Directions for this task: Pull out every line below containing the word "blokady".

**** Exercise materials ****

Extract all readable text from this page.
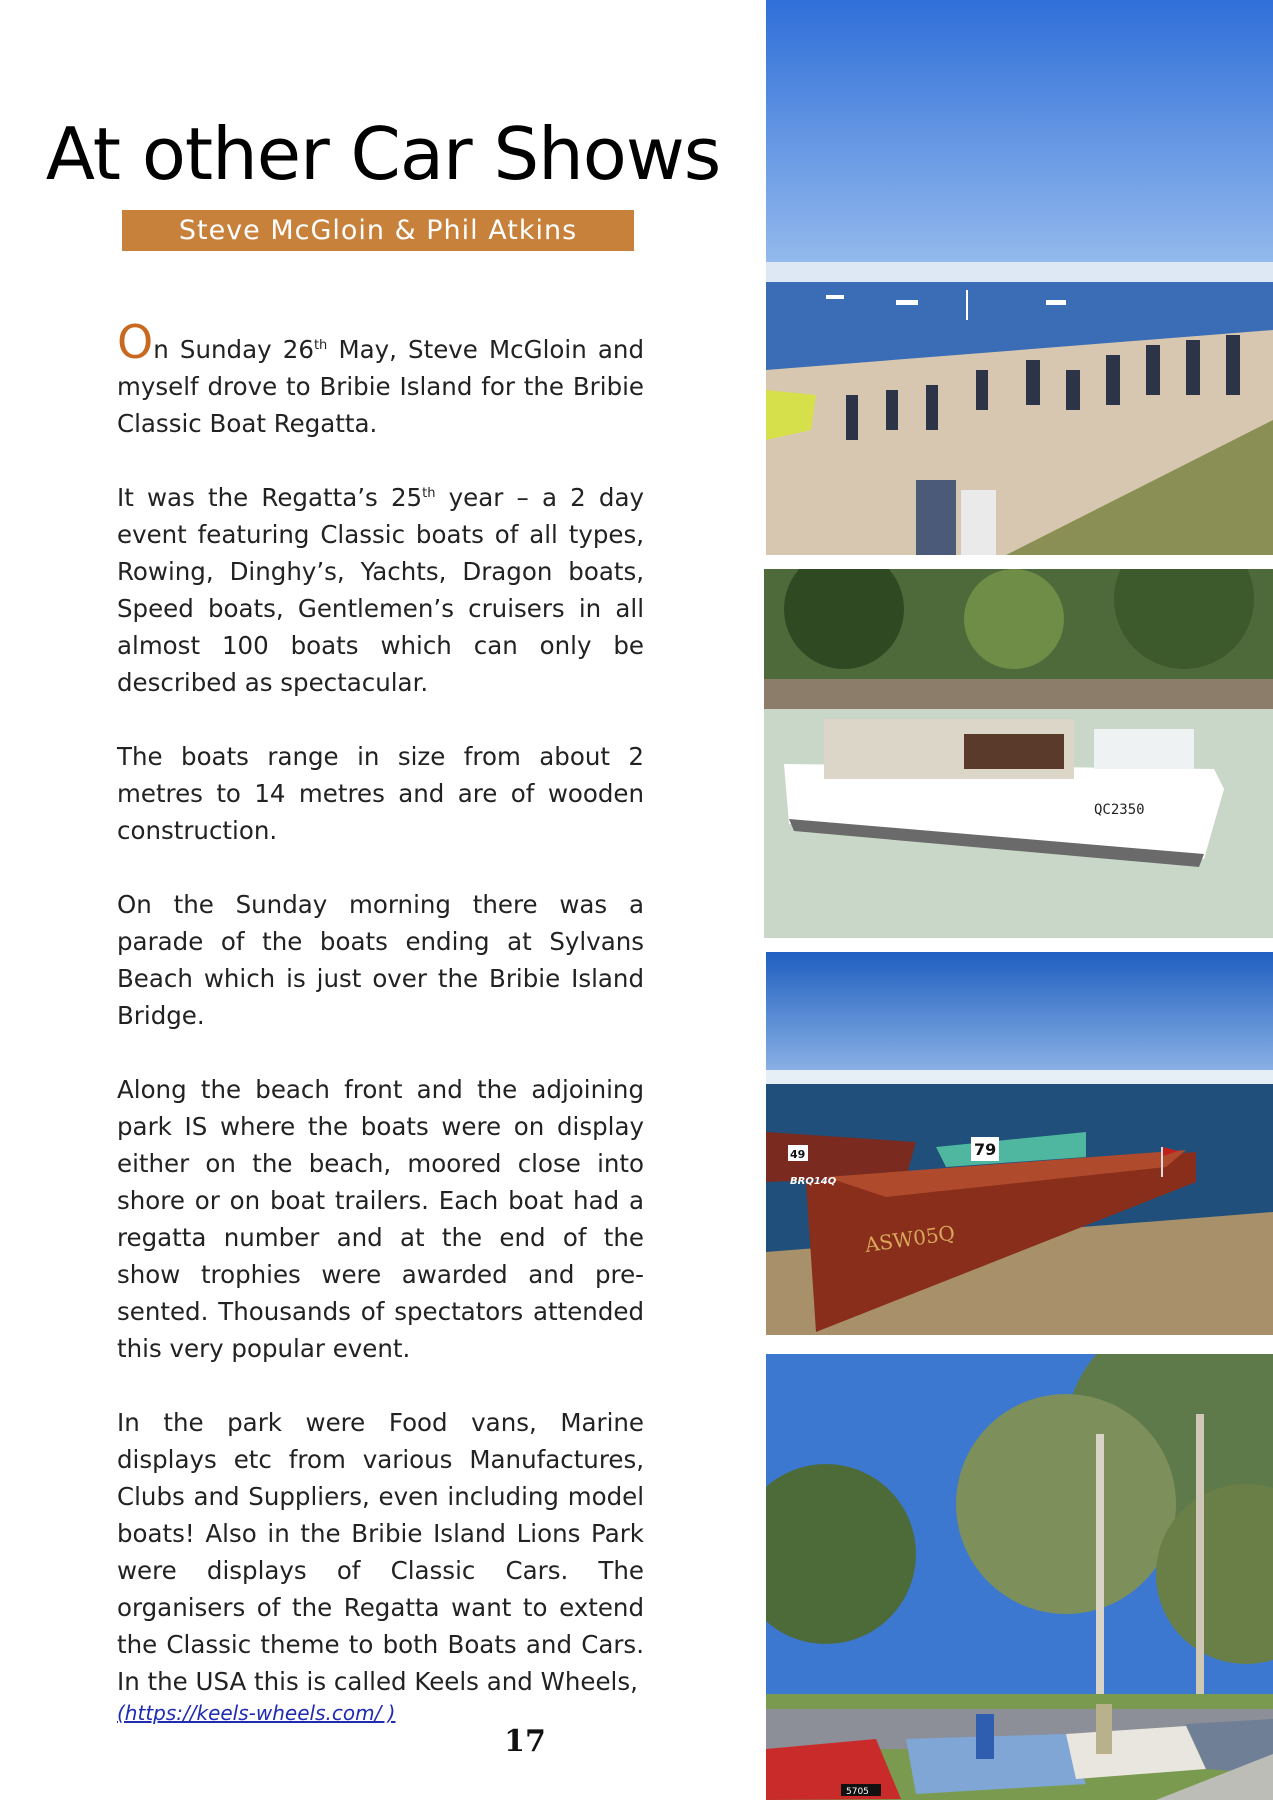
At other Car Shows
Steve McGloin & Phil Atkins

On Sunday 26th May, Steve McGloin and myself drove to Bribie Island for the Bribie Classic Boat Regatta.

It was the Regatta’s 25th year – a 2 day event featuring Classic boats of all types, Rowing, Dinghy’s, Yachts, Dragon boats, Speed boats, Gentlemen’s cruisers in all almost 100 boats which can only be described as spectacular.

The boats range in size from about 2 metres to 14 metres and are of wooden construction.

On the Sunday morning there was a parade of the boats ending at Sylvans Beach which is just over the Bribie Island Bridge.

Along the beach front and the adjoining park IS where the boats were on display either on the beach, moored close into shore or on boat trailers. Each boat had a regatta number and at the end of the show trophies were awarded and pre-sented. Thousands of spectators attended this very popular event.

In the park were Food vans, Marine displays etc from various Manufactures, Clubs and Suppliers, even including model boats! Also in the Bribie Island Lions Park were displays of Classic Cars. The organisers of the Regatta want to extend the Classic theme to both Boats and Cars. In the USA this is called Keels and Wheels,

(https://keels-wheels.com/ )
17
QC2350
79
49
BRQ14Q
ASW05Q
5705
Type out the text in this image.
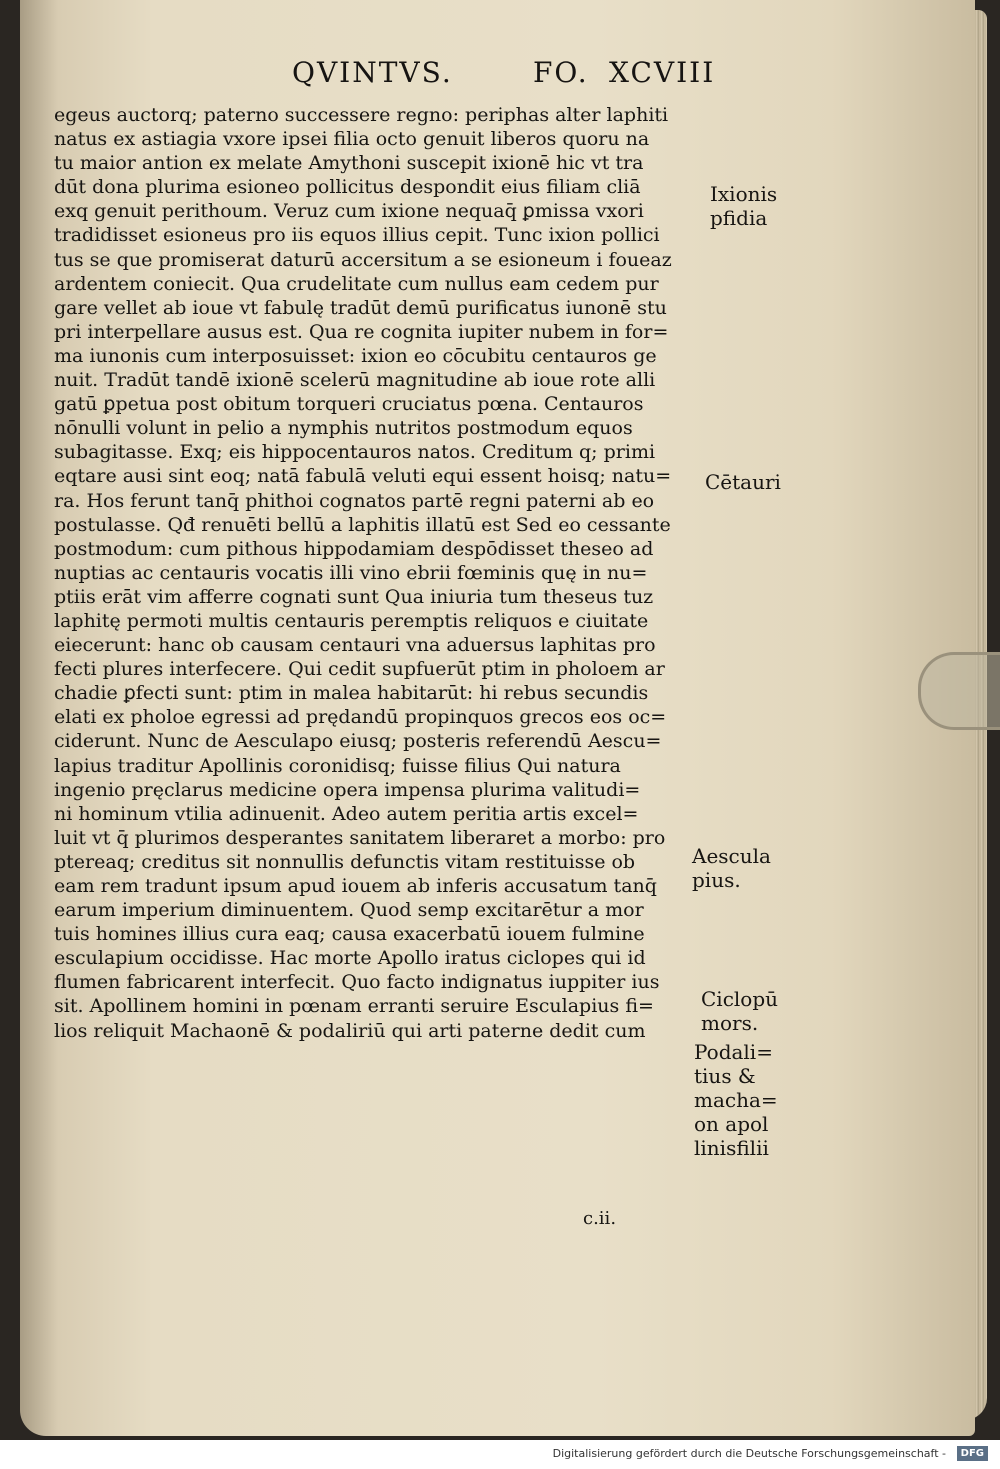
QVINTVS.	FO. XCVIII
egeus auctorq; paterno successere regno: periphas alter laphiti
natus ex astiagia vxore ipsei filia octo genuit liberos quoru na
tu maior antion ex melate Amythoni suscepit ixionē hic vt tra
dūt dona plurima esioneo pollicitus despondit eius filiam cliā
exq genuit perithoum. Veruz cum ixione nequaq̄ ꝑmissa vxori
tradidisset esioneus pro iis equos illius cepit. Tunc ixion pollici
tus se que promiserat daturū accersitum a se esioneum i foueaz
ardentem coniecit. Qua crudelitate cum nullus eam cedem pur
gare vellet ab ioue vt fabulę tradūt demū purificatus iunonē stu
pri interpellare ausus est. Qua re cognita iupiter nubem in for=
ma iunonis cum interposuisset: ixion eo cōcubitu centauros ge
nuit. Tradūt tandē ixionē scelerū magnitudine ab ioue rote alli
gatū ꝑpetua post obitum torqueri cruciatus pœna. Centauros
nōnulli volunt in pelio a nymphis nutritos postmodum equos
subagitasse. Exq; eis hippocentauros natos. Creditum q; primi
eqtare ausi sint eoq; natā fabulā veluti equi essent hoisq; natu=
ra. Hos ferunt tanq̄ phithoi cognatos partē regni paterni ab eo
postulasse. Qđ renuēti bellū a laphitis illatū est Sed eo cessante
postmodum: cum pithous hippodamiam despōdisset theseo ad
nuptias ac centauris vocatis illi vino ebrii fœminis quę in nu=
ptiis erāt vim afferre cognati sunt Qua iniuria tum theseus tuz
laphitę permoti multis centauris peremptis reliquos e ciuitate
eiecerunt: hanc ob causam centauri vna aduersus laphitas pro
fecti plures interfecere. Qui cedit supfuerūt ptim in pholoem ar
chadie ꝑfecti sunt: ptim in malea habitarūt: hi rebus secundis
elati ex pholoe egressi ad prędandū propinquos grecos eos oc=
ciderunt. Nunc de Aesculapo eiusq; posteris referendū Aescu=
lapius traditur Apollinis coronidisq; fuisse filius Qui natura
ingenio pręclarus medicine opera impensa plurima valitudi=
ni hominum vtilia adinuenit. Adeo autem peritia artis excel=
luit vt q̄ plurimos desperantes sanitatem liberaret a morbo: pro
ptereaq; creditus sit nonnullis defunctis vitam restituisse ob
eam rem tradunt ipsum apud iouem ab inferis accusatum tanq̄
earum imperium diminuentem. Quod semp excitarētur a mor
tuis homines illius cura eaq; causa exacerbatū iouem fulmine
esculapium occidisse. Hac morte Apollo iratus ciclopes qui id
flumen fabricarent interfecit. Quo facto indignatus iuppiter ius
sit. Apollinem homini in pœnam erranti seruire Esculapius fi=
lios reliquit Machaonē & podaliriū qui arti paterne dedit cum
Ixionis
pfidia
Cētauri
Aescula
pius.
Ciclopū
mors.
Podali=
tius &
macha=
on apol
linisfilii
c.ii.
Digitalisierung gefördert durch die Deutsche Forschungsgemeinschaft -	DFG
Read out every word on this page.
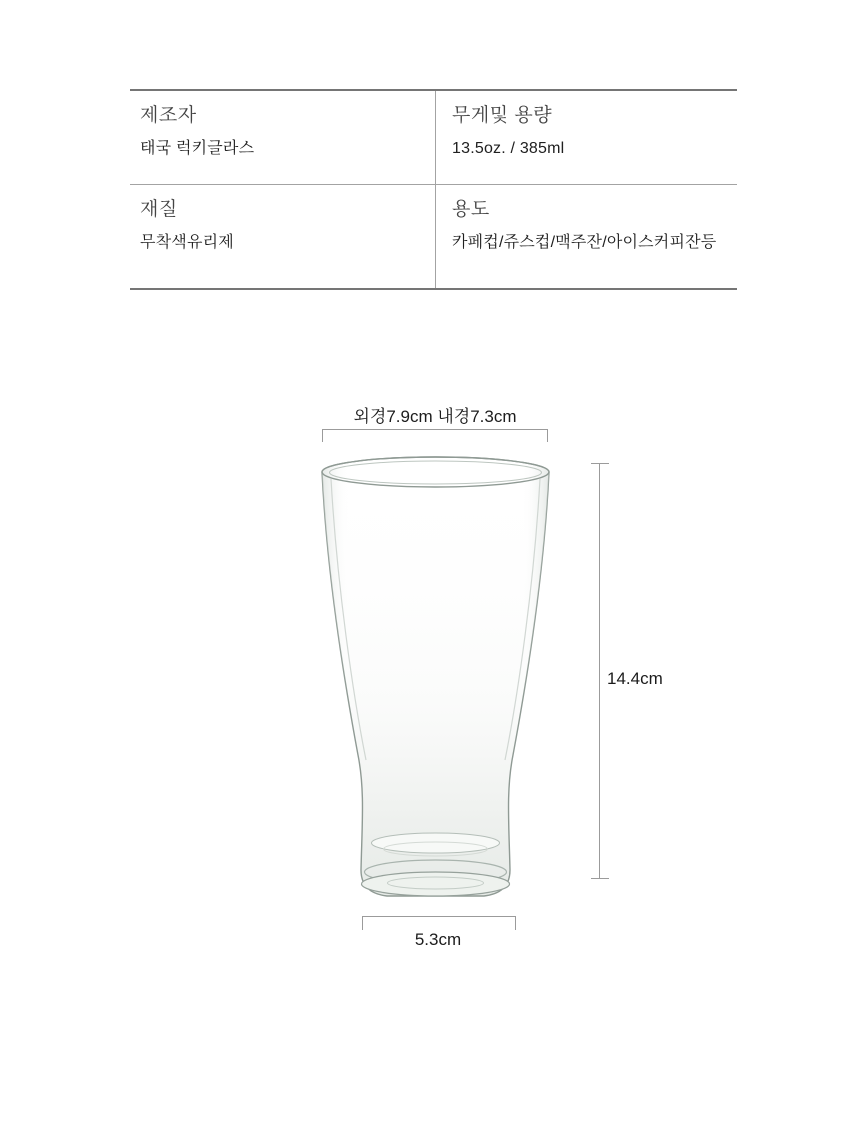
제조자
태국 럭키글라스
무게및 용량
13.5oz. / 385ml
재질
무착색유리제
용도
카페컵/쥬스컵/맥주잔/아이스커피잔등
외경7.9cm 내경7.3cm
14.4cm
5.3cm
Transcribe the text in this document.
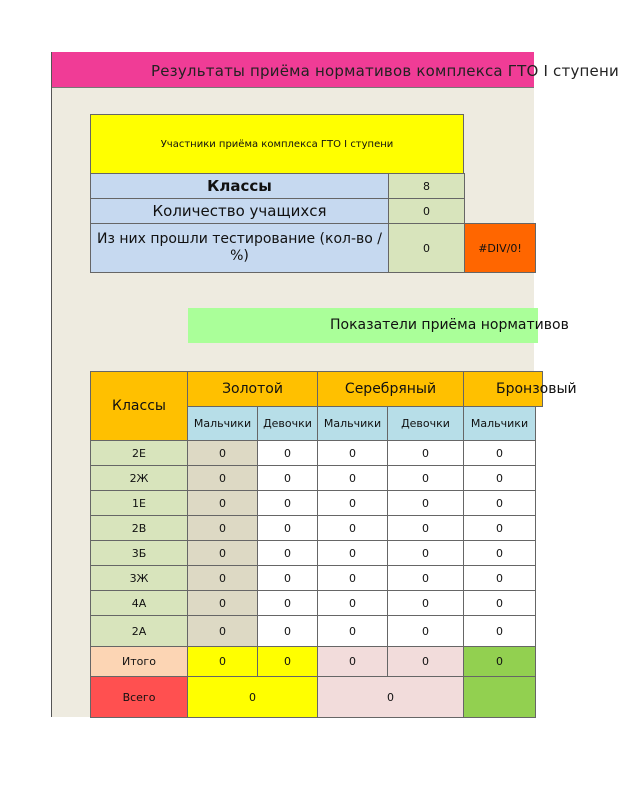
Результаты приёма нормативов комплекса ГТО I ступени
Участники приёма комплекса ГТО I ступени
Классы	8
Количество учащихся	0
Из них прошли тестирование (кол-во / %)	0	#DIV/0!
Показатели приёма нормативов
Классы
Золотой	Серебряный	Бронзовый
Мальчики	Девочки	Мальчики	Девочки	Мальчики
2Е	0	0	0	0	0
2Ж	0	0	0	0	0
1Е	0	0	0	0	0
2В	0	0	0	0	0
3Б	0	0	0	0	0
3Ж	0	0	0	0	0
4А	0	0	0	0	0
2А	0	0	0	0	0
Итого	0	0	0	0	0
Всего	0	0
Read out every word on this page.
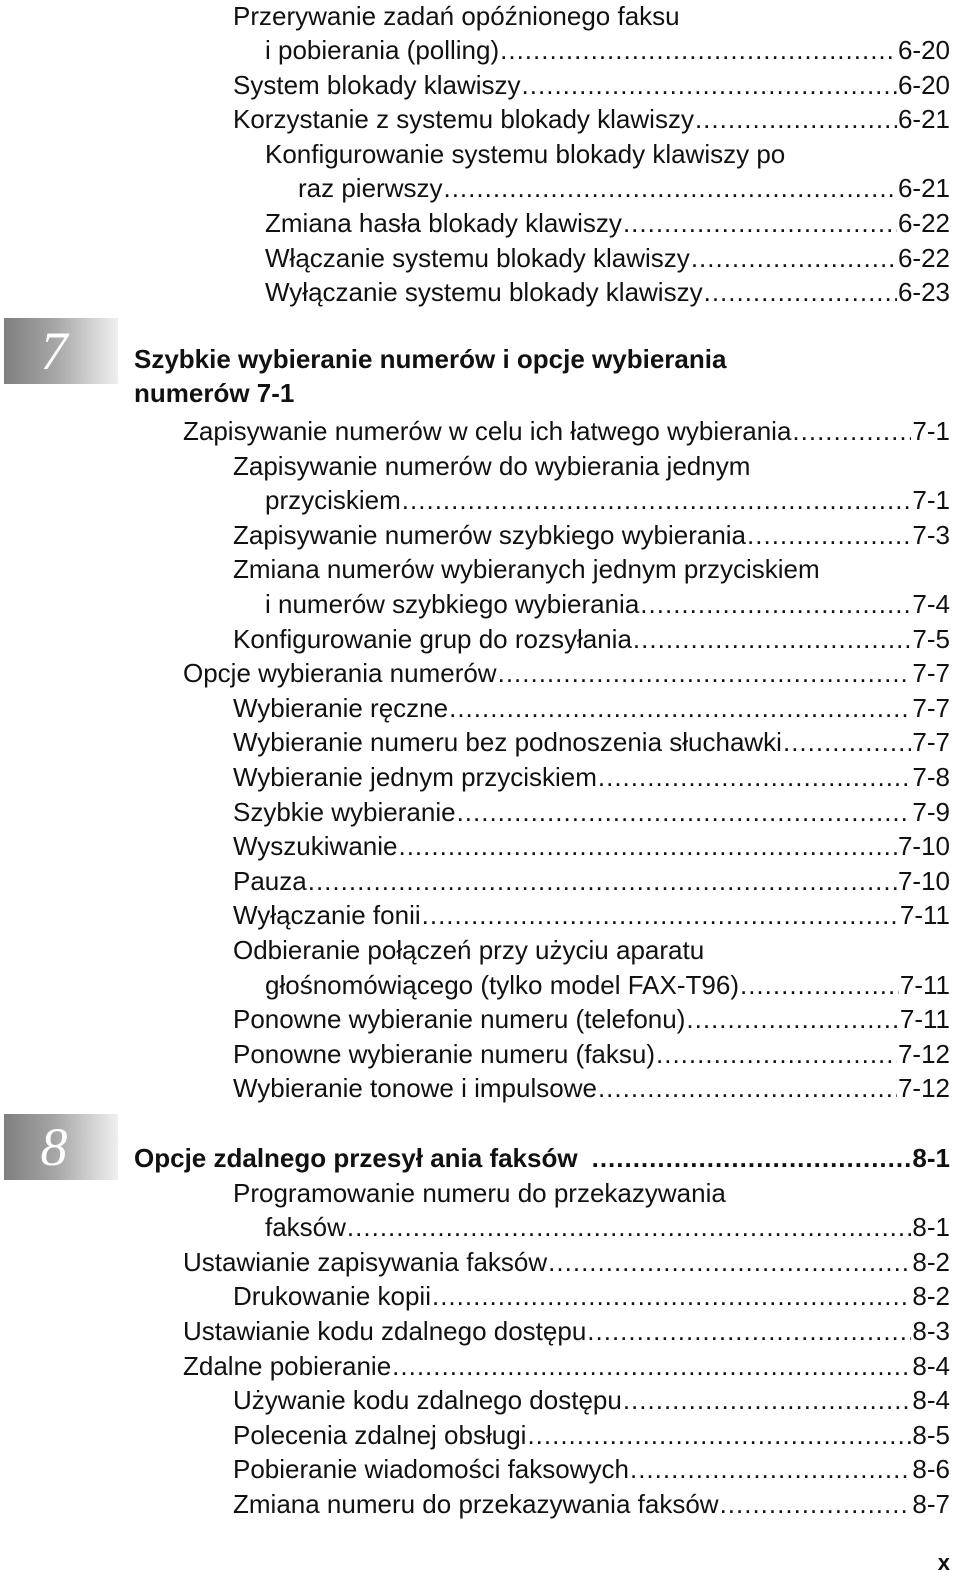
Przerywanie zadań opóźnionego faksu
i pobierania (polling) .....	6-20
System blokady klawiszy .....	6-20
Korzystanie z systemu blokady klawiszy .....	6-21
Konfigurowanie systemu blokady klawiszy po
raz pierwszy .....	6-21
Zmiana hasła blokady klawiszy .....	6-22
Włączanie systemu blokady klawiszy .....	6-22
Wyłączanie systemu blokady klawiszy .....	6-23
7	Szybkie wybieranie numerów i opcje wybierania
numerów 7-1
Zapisywanie numerów w celu ich łatwego wybierania .....	7-1
Zapisywanie numerów do wybierania jednym
przyciskiem .....	7-1
Zapisywanie numerów szybkiego wybierania .....	7-3
Zmiana numerów wybieranych jednym przyciskiem
i numerów szybkiego wybierania .....	7-4
Konfigurowanie grup do rozsyłania .....	7-5
Opcje wybierania numerów .....	7-7
Wybieranie ręczne .....	7-7
Wybieranie numeru bez podnoszenia słuchawki .....	7-7
Wybieranie jednym przyciskiem .....	7-8
Szybkie wybieranie .....	7-9
Wyszukiwanie .....	7-10
Pauza .....	7-10
Wyłączanie fonii .....	7-11
Odbieranie połączeń przy użyciu aparatu
głośnomówiącego (tylko model FAX-T96) .....	7-11
Ponowne wybieranie numeru (telefonu) .....	7-11
Ponowne wybieranie numeru (faksu) .....	7-12
Wybieranie tonowe i impulsowe .....	7-12
8	Opcje zdalnego przesył ania faksów .....	8-1
Programowanie numeru do przekazywania
faksów .....	8-1
Ustawianie zapisywania faksów .....	8-2
Drukowanie kopii .....	8-2
Ustawianie kodu zdalnego dostępu .....	8-3
Zdalne pobieranie .....	8-4
Używanie kodu zdalnego dostępu .....	8-4
Polecenia zdalnej obsługi .....	8-5
Pobieranie wiadomości faksowych .....	8-6
Zmiana numeru do przekazywania faksów .....	8-7
x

****

Answer to this exercise:
System blokady klawiszy .....	6-20
Korzystanie z systemu blokady klawiszy .....	6-21
Konfigurowanie systemu blokady klawiszy po
Zmiana hasła blokady klawiszy .....	6-22
Włączanie systemu blokady klawiszy .....	6-22
Wyłączanie systemu blokady klawiszy .....	6-23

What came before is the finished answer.